- [KURZE ÜBUNG 1]
Aktualisiere in den Datensätzen die Zeilen von der Zeile mit „query-image-pane: ⌕ Find“ bis einschließlich der Zeile mit „tab-search-icon[interactable]: ⌄ (10, 70, 40, 106)“, indem du „Find image source“ durch „Bildquelle finden“ ersetzt. Alles andere bleibt unverändert, und gib nur diese Zeilen aus.

- [AUSGEWÄHLTER ABSCHNITT]
_ _ _ _
Wo geht die Brems-Energie dann hin? Also die Bewegungsenergie des 
Motors. Die müsste ja dann wieder ins Netzteil zurückfließen. Ist der 
Umwandlungsprozess von Bewegungs- in elektrische-Energie nicht 
verlustbehaftet?


Noch mal als Hinweis: Während ich verschiedene Beschleunigungs-Settings 
durchteste und per Verfahrbefehl teste schafft der Drucker 2200mm/s². 
Beim Drucken geht das dann eine Weile gut doch bei einem bestimmten 
Layer macht der Drucker dann einen Versatz von mehreren Millimetern in 
den Druck rein. Interessanterweise ist das reproduziertbar. Das Problem 
verschwindet, sobald ich die Beschleunigungs-Settings reduziere.

Jedoch frage ich mich, warum während des Drucks andere Bedingungen 
herrschen sollen als während der Einstellphase.

Heißlaufende Schrittmotoren sind eigentlich auch kaum eine Option, denn 
die laufen auch während des Einstellens heiß, da sie ja permanent 
bestromt werden.
_ _ _ _
- [KURZE ÜBUNG 2]
Welche Beschleunigung schafft der Drucker laut dem Abschnitt über die Beschleunigungs-Settings, wenn er per Verfahrbefehl getestet wird?
_ _ _ _
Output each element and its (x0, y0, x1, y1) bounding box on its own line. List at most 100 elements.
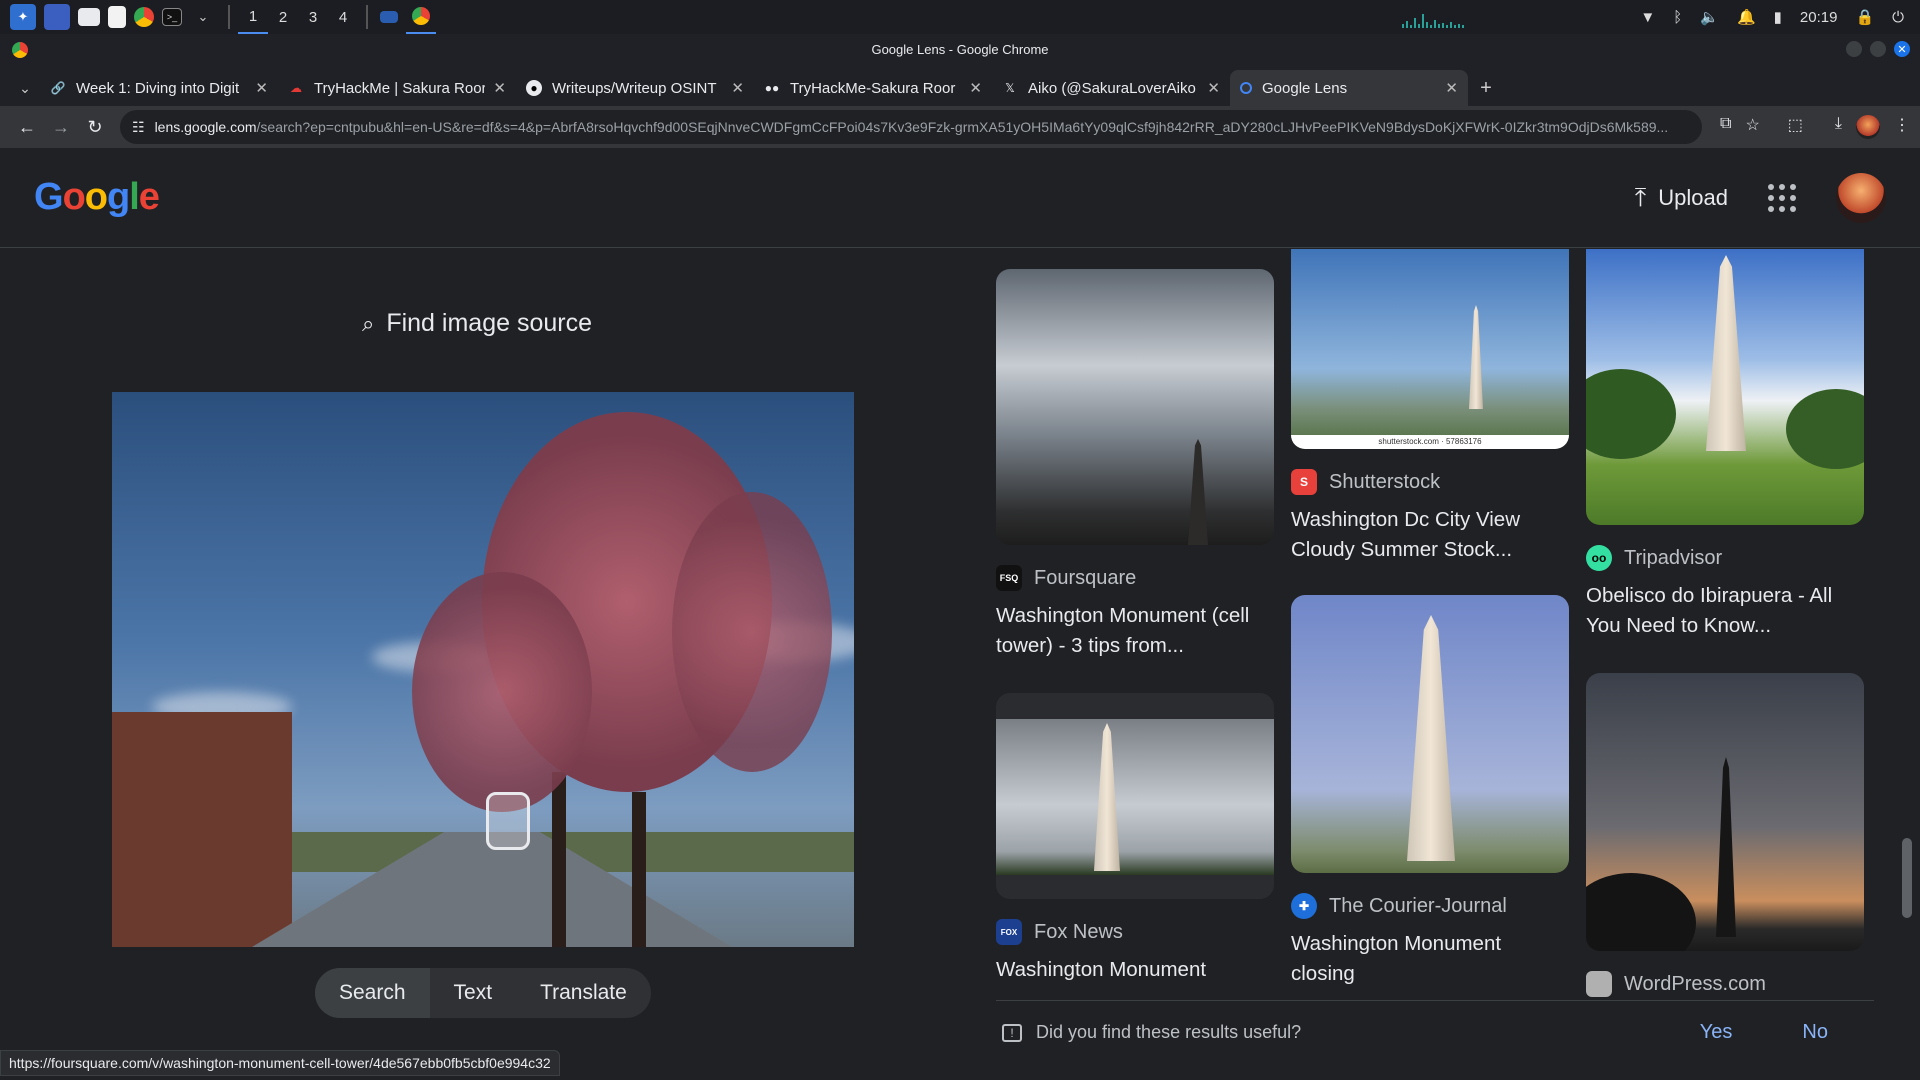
query-image-pane: ⌕ Find image source Search Text Translat… (0, 249, 968, 1080)
address-bar[interactable]: ☷ lens.google.com/search?ep=cntpubu&hl=e… (120, 110, 1703, 144)
find-image-source-button[interactable]: ⌕ Find image source (362, 309, 592, 338)
result-source[interactable]: ✚ The Courier-Journal (1291, 893, 1569, 919)
feedback-icon: ! (1002, 1023, 1022, 1042)
back-button[interactable]: ← (10, 110, 44, 144)
notification-bell-icon[interactable]: 🔔 (1737, 8, 1756, 26)
tab-search-icon[interactable]: ⌄ (10, 70, 40, 106)
mode-search[interactable]: Search (315, 968, 430, 1018)
tab-x-aiko[interactable]: 𝕏 Aiko (@SakuraLoverAiko ✕ (992, 70, 1230, 106)
google-apps-icon[interactable] (1768, 183, 1796, 212)
result-title[interactable]: Obelisco do Ibirapuera - All You Need to… (1586, 581, 1864, 641)
chrome-window-icon[interactable] (406, 0, 436, 34)
results-scrollbar[interactable] (1902, 838, 1912, 918)
link-status-bar: https://foursquare.com/v/washington-monu… (0, 1050, 560, 1076)
result-image[interactable]: shutterstock.com · 57863176 (1291, 249, 1569, 449)
foursquare-icon: FSQ (996, 565, 1022, 591)
result-source[interactable]: S Shutterstock (1291, 469, 1569, 495)
toolbar-actions: ⧉ ☆ ⬚ ⤓ ⋮ (1720, 115, 1910, 139)
tab-github-writeup[interactable]: ● Writeups/Writeup OSINT ✕ (516, 70, 754, 106)
bookmark-star-icon[interactable]: ☆ (1745, 115, 1759, 139)
google-logo[interactable]: Google (34, 176, 160, 219)
workspace-4[interactable]: 4 (328, 0, 358, 34)
battery-icon[interactable]: ▮ (1774, 8, 1782, 26)
start-menu-icon[interactable]: ✦ (10, 4, 36, 30)
medium-icon: ●● (764, 81, 780, 95)
close-tab-icon[interactable]: ✕ (969, 79, 982, 97)
result-title[interactable]: Washington Monument closing (1291, 929, 1569, 989)
tab-label: Aiko (@SakuraLoverAiko (1028, 79, 1196, 97)
chevron-down-icon[interactable]: ⌄ (190, 4, 216, 30)
selection-box[interactable] (486, 792, 530, 850)
google-lens-icon (1240, 82, 1252, 94)
desktop-icon[interactable] (44, 4, 70, 30)
upload-button[interactable]: ⤒ Upload (1635, 182, 1728, 214)
forward-button[interactable]: → (44, 110, 78, 144)
result-title[interactable]: Washington Dc City View Cloudy Summer St… (1291, 505, 1569, 565)
results-column-2: shutterstock.com · 57863176 S Shuttersto… (1291, 249, 1569, 989)
window-thumbnail-icon[interactable] (380, 11, 398, 23)
result-image[interactable] (1291, 595, 1569, 873)
result-image[interactable] (1586, 249, 1864, 525)
feedback-yes-button[interactable]: Yes (1700, 1021, 1733, 1044)
minimize-button[interactable] (1846, 41, 1862, 57)
feedback-no-button[interactable]: No (1802, 1021, 1828, 1044)
close-tab-icon[interactable]: ✕ (731, 79, 744, 97)
maximize-button[interactable] (1870, 41, 1886, 57)
workspace-3[interactable]: 3 (298, 0, 328, 34)
result-source-name: Fox News (1034, 920, 1123, 943)
taskbar-separator (366, 5, 368, 29)
close-window-button[interactable]: ✕ (1894, 41, 1910, 57)
result-source[interactable]: WordPress.com (1586, 971, 1864, 997)
account-avatar[interactable] (1836, 172, 1886, 223)
terminal-icon[interactable]: >_ (162, 8, 182, 26)
extensions-icon[interactable]: ⬚ (1788, 115, 1803, 139)
workspace-2[interactable]: 2 (268, 0, 298, 34)
shutterstock-icon: S (1291, 469, 1317, 495)
github-icon: ● (526, 80, 542, 96)
mode-translate[interactable]: Translate (516, 968, 651, 1018)
result-image[interactable] (1586, 673, 1864, 951)
tab-medium-sakura[interactable]: ●● TryHackMe-Sakura Roor ✕ (754, 70, 992, 106)
link-icon: 🔗 (50, 81, 66, 95)
close-tab-icon[interactable]: ✕ (493, 79, 506, 97)
power-icon[interactable]: ⏻ (1892, 9, 1904, 26)
reload-button[interactable]: ↻ (78, 110, 112, 144)
tryhackme-icon: ☁ (290, 81, 302, 95)
profile-avatar[interactable] (1856, 115, 1880, 139)
x-icon: 𝕏 (1005, 81, 1015, 95)
file-manager-icon[interactable] (78, 8, 100, 26)
text-editor-icon[interactable] (108, 6, 126, 28)
close-tab-icon[interactable]: ✕ (1207, 79, 1220, 97)
result-source[interactable]: FOX Fox News (996, 919, 1274, 945)
result-image[interactable] (996, 693, 1274, 899)
chrome-icon[interactable] (134, 7, 154, 27)
wifi-icon[interactable]: ▼ (1640, 9, 1655, 26)
system-tray: ▼ ᛒ 🔈 🔔 ▮ 20:19 🔒 ⏻ (1402, 6, 1914, 28)
chrome-menu-icon[interactable]: ⋮ (1894, 115, 1910, 139)
taskbar-separator (228, 5, 230, 29)
window-controls: ✕ (1846, 41, 1910, 57)
volume-icon[interactable]: 🔈 (1700, 8, 1719, 26)
clock[interactable]: 20:19 (1800, 9, 1838, 26)
download-icon[interactable]: ⤓ (1835, 115, 1842, 139)
new-tab-button[interactable]: + (1468, 70, 1504, 106)
tab-google-lens[interactable]: Google Lens ✕ (1230, 70, 1468, 106)
result-source[interactable]: FSQ Foursquare (996, 565, 1274, 591)
lens-mode-switcher: Search Text Translate (315, 968, 651, 1018)
close-tab-icon[interactable]: ✕ (1445, 79, 1458, 97)
result-source[interactable]: oo Tripadvisor (1586, 545, 1864, 571)
close-tab-icon[interactable]: ✕ (255, 79, 268, 97)
result-title[interactable]: Washington Monument Remains Closed Aft..… (996, 955, 1274, 983)
result-title[interactable]: Washington Monument (cell tower) - 3 tip… (996, 601, 1274, 661)
workspace-1[interactable]: 1 (238, 0, 268, 34)
tab-tryhackme-sakura[interactable]: ☁ TryHackMe | Sakura Roor ✕ (278, 70, 516, 106)
query-image[interactable] (112, 392, 854, 947)
result-image[interactable] (996, 269, 1274, 545)
site-settings-icon[interactable]: ☷ (132, 119, 145, 136)
tab-week1[interactable]: 🔗 Week 1: Diving into Digit ✕ (40, 70, 278, 106)
bluetooth-icon[interactable]: ᛒ (1673, 9, 1682, 26)
install-app-icon[interactable]: ⧉ (1720, 115, 1731, 139)
mode-text[interactable]: Text (430, 968, 517, 1018)
lock-icon[interactable]: 🔒 (1855, 8, 1874, 26)
fox-news-icon: FOX (996, 919, 1022, 945)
_ _ _ _
- [FERTIGE ANTWORT 1]
query-image-pane: ⌕ Bildquelle finden Search Text Translat… (0, 249, 968, 1080)
address-bar[interactable]: ☷ lens.google.com/search?ep=cntpubu&hl=e… (120, 110, 1703, 144)
find-image-source-button[interactable]: ⌕ Bildquelle finden (362, 309, 592, 338)
result-source[interactable]: ✚ The Courier-Journal (1291, 893, 1569, 919)
feedback-icon: ! (1002, 1023, 1022, 1042)
back-button[interactable]: ← (10, 110, 44, 144)
notification-bell-icon[interactable]: 🔔 (1737, 8, 1756, 26)
tab-search-icon[interactable]: ⌄ (10, 70, 40, 106)

- [FERTIGE ANTWORT 2]
2200mm/s²